**YOUR OBJECTIVE:**
Locate the lines where "alan" occurs and copy them as they stand.

[Figure record listings]

※

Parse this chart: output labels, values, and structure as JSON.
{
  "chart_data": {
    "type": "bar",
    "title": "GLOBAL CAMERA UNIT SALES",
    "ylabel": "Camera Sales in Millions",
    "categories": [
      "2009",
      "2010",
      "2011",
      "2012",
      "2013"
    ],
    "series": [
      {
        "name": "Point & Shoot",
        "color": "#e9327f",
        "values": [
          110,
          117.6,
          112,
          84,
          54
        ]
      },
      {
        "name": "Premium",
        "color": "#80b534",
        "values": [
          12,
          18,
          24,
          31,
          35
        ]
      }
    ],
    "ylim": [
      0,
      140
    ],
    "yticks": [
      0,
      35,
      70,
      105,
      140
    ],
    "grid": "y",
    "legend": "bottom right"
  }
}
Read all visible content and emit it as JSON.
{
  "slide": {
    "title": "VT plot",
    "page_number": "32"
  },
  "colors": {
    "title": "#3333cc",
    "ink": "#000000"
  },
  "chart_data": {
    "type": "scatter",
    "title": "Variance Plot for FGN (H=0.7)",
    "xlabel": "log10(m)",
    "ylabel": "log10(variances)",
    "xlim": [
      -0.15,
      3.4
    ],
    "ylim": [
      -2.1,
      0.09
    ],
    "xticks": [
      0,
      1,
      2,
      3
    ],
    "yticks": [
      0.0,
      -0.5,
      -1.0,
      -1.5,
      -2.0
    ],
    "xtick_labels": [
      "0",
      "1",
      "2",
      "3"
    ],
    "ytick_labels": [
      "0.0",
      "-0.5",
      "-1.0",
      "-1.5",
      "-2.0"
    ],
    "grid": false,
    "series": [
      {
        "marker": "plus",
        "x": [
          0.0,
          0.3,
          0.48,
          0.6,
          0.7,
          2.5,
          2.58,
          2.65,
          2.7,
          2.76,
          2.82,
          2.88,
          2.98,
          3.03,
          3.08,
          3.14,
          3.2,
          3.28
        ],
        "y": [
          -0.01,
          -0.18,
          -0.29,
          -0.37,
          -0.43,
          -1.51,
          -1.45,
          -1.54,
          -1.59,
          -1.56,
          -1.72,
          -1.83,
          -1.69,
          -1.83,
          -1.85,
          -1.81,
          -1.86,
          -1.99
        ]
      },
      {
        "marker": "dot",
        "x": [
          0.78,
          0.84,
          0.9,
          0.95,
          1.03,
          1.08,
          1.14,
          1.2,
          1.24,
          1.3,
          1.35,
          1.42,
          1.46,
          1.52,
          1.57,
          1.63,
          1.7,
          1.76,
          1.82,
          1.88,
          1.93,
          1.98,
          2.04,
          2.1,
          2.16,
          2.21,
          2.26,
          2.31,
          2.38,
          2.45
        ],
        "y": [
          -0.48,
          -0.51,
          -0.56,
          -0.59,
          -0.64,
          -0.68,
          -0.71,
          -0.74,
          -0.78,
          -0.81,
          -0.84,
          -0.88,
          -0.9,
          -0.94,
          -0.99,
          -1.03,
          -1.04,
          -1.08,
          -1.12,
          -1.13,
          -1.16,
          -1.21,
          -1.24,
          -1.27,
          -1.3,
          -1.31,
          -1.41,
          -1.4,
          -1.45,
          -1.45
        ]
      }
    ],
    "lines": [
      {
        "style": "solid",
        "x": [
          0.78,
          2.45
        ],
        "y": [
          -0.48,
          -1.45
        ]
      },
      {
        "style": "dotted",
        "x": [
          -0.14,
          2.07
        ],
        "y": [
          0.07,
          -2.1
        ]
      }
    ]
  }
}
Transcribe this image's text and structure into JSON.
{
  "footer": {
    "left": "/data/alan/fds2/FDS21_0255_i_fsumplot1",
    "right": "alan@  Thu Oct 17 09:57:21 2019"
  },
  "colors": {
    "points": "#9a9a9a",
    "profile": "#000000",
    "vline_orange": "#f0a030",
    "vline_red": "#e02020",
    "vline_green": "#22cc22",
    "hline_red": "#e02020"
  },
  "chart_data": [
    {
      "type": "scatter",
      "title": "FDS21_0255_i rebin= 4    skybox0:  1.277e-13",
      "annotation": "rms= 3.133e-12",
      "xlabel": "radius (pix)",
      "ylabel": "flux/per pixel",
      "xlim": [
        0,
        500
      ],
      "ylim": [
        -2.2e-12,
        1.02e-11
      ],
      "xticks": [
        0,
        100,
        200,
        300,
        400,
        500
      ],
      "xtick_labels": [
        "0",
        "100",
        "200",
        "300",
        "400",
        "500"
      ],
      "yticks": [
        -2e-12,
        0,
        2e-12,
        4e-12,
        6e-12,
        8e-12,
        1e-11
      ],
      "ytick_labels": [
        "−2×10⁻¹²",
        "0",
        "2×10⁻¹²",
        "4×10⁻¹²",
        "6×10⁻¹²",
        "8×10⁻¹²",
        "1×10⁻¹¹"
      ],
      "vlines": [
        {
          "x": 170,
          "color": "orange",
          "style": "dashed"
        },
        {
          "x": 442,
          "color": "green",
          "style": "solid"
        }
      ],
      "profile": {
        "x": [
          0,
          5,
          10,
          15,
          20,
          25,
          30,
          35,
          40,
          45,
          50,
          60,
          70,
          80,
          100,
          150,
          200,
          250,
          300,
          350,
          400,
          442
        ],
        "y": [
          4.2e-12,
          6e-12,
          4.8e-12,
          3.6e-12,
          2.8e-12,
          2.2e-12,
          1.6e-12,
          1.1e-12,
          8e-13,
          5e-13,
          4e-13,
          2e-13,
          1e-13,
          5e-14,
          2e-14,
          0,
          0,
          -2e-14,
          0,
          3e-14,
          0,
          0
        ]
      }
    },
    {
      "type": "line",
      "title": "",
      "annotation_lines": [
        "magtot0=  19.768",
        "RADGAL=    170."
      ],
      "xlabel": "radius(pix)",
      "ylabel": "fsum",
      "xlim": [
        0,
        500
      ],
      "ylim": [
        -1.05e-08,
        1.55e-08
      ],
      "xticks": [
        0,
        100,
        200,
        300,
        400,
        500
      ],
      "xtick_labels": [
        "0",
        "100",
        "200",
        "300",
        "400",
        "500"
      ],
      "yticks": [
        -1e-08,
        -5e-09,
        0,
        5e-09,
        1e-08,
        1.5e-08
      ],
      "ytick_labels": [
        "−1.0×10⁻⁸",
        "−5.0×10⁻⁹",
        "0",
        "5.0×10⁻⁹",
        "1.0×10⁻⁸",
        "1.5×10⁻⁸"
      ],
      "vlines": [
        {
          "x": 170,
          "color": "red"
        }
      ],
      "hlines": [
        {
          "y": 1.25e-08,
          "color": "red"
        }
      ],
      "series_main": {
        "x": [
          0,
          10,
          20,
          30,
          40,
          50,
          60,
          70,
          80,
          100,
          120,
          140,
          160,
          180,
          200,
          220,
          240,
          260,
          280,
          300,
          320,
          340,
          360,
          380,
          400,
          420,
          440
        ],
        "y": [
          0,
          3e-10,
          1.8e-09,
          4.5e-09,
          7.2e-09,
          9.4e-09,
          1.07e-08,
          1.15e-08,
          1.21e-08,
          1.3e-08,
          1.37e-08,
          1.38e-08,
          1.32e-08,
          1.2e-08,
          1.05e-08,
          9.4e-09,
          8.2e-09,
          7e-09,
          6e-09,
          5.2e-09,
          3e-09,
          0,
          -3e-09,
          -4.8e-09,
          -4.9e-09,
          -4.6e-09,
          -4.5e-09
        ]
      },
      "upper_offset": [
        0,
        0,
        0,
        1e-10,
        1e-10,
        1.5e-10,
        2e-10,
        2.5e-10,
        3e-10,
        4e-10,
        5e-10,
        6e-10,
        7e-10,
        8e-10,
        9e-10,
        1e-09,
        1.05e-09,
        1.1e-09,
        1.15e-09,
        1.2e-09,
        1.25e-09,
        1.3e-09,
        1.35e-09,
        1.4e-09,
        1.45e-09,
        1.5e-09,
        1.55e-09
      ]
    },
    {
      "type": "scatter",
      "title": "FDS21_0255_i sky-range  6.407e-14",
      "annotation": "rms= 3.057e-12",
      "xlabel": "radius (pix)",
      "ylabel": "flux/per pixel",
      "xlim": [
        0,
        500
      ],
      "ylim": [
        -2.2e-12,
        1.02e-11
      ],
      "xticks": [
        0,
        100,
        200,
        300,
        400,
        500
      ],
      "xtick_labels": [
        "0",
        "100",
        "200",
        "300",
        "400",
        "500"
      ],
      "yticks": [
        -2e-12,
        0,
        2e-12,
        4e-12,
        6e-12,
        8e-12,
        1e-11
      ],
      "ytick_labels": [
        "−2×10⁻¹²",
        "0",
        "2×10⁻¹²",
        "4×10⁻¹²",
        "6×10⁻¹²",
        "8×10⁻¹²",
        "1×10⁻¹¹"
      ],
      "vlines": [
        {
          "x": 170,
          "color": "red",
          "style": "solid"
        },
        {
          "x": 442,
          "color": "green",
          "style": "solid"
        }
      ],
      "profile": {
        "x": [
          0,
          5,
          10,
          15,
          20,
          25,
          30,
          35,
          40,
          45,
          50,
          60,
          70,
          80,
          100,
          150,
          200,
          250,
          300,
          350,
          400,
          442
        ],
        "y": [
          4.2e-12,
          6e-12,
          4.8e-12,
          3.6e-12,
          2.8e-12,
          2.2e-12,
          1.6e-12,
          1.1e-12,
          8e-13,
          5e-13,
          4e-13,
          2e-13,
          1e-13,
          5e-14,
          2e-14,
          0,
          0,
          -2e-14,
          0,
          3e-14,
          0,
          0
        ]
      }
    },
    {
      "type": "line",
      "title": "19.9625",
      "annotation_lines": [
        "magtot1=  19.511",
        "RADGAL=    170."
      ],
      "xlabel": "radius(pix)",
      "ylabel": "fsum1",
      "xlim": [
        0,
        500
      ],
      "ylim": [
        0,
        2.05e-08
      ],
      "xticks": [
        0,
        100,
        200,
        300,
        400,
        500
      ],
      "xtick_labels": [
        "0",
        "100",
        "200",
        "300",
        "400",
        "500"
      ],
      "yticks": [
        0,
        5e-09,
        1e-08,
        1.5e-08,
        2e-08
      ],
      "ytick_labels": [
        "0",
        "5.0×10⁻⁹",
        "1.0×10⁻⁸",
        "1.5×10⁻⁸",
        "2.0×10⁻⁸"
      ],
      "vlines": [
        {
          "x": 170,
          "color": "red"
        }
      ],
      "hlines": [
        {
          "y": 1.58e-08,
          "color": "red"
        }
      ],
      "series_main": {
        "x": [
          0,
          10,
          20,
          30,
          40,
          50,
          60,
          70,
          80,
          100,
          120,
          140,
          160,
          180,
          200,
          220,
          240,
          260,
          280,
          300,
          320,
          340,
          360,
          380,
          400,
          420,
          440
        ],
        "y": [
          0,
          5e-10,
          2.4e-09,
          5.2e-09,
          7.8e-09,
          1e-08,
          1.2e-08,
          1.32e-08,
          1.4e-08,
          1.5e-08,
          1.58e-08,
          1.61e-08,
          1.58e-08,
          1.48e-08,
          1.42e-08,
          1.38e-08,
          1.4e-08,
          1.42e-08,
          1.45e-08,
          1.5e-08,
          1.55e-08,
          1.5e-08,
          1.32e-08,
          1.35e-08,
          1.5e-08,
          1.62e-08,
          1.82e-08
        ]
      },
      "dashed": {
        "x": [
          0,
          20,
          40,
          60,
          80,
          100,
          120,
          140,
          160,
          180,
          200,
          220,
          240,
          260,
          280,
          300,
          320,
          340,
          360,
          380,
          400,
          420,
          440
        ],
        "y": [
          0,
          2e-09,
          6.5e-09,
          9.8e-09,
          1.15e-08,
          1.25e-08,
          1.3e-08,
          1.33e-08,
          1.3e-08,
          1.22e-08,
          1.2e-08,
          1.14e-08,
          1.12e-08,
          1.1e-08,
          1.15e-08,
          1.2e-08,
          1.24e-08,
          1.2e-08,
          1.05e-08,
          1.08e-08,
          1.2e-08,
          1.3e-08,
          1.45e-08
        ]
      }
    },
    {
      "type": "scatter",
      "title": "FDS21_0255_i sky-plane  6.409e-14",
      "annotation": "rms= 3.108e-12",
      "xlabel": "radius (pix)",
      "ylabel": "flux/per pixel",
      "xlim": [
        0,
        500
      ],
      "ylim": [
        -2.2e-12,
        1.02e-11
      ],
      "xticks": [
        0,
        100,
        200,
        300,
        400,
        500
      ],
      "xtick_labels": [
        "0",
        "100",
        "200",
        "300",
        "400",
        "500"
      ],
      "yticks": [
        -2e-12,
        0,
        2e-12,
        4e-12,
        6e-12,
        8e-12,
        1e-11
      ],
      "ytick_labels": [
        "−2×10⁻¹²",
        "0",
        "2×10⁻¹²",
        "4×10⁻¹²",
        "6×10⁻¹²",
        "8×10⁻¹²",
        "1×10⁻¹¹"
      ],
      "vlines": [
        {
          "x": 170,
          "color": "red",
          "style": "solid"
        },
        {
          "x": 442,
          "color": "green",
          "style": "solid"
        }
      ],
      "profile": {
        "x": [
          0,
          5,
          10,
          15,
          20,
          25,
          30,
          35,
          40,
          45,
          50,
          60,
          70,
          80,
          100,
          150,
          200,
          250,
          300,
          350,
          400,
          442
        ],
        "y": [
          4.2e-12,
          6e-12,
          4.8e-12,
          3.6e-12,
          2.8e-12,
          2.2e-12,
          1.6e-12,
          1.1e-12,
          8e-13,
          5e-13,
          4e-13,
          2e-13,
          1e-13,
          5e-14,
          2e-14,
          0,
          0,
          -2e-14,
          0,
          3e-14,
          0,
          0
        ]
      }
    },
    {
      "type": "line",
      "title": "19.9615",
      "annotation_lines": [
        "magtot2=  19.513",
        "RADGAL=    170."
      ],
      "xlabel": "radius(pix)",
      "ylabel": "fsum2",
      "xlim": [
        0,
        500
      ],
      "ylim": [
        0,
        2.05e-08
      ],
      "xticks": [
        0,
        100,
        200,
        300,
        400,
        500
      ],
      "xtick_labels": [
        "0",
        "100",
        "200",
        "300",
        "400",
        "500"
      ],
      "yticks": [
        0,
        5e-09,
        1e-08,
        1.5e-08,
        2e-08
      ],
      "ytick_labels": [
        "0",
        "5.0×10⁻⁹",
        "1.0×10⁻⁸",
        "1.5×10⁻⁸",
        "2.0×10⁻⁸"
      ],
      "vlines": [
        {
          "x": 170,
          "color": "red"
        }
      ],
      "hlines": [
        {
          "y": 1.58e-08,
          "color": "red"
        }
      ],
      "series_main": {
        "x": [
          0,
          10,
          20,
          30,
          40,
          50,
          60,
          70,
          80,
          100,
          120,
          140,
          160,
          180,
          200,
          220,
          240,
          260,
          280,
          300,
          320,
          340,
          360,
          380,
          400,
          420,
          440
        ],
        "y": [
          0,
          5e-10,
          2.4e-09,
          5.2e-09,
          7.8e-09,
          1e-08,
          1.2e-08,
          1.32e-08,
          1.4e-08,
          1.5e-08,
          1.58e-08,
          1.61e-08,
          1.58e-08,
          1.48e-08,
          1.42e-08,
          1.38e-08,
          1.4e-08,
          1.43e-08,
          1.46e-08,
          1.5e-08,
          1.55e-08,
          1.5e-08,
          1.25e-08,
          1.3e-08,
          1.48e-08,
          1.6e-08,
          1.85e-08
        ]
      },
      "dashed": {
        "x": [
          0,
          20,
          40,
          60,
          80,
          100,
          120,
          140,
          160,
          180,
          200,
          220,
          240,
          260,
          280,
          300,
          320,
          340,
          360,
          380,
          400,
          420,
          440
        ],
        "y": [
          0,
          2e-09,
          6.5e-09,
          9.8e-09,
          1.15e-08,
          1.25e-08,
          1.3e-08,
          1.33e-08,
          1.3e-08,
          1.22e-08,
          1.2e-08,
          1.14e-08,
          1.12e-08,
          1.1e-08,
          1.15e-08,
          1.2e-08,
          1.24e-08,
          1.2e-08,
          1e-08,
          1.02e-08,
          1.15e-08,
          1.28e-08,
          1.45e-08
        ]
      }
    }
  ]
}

※

**FINAL ANSWER:**
    "left": "/data/alan/fds2/FDS21_0255_i_fsumplot1",
    "right": "alan@  Thu Oct 17 09:57:21 2019"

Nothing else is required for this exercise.